§ **What is expected**
Can you retype every record below exactly as written?

----- Extracted records

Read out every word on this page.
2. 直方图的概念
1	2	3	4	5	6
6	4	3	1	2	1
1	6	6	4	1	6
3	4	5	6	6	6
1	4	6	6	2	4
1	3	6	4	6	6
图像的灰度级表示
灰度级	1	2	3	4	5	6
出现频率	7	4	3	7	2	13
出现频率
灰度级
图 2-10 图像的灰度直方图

----------

§ **Output below**
Read out every word on this page.
2. 直方图的概念
1	2	3	4	5	6
6	4	3	1	2	1
1	6	6	4	1	6
3	4	5	6	6	6
1	4	6	6	2	4
1	3	6	4	6	6
图像的灰度级表示
灰度级	1	2	3	4	5	6
出现频率	7	4	3	7	2	13
出现频率
灰度级
图 2-10 图像的灰度直方图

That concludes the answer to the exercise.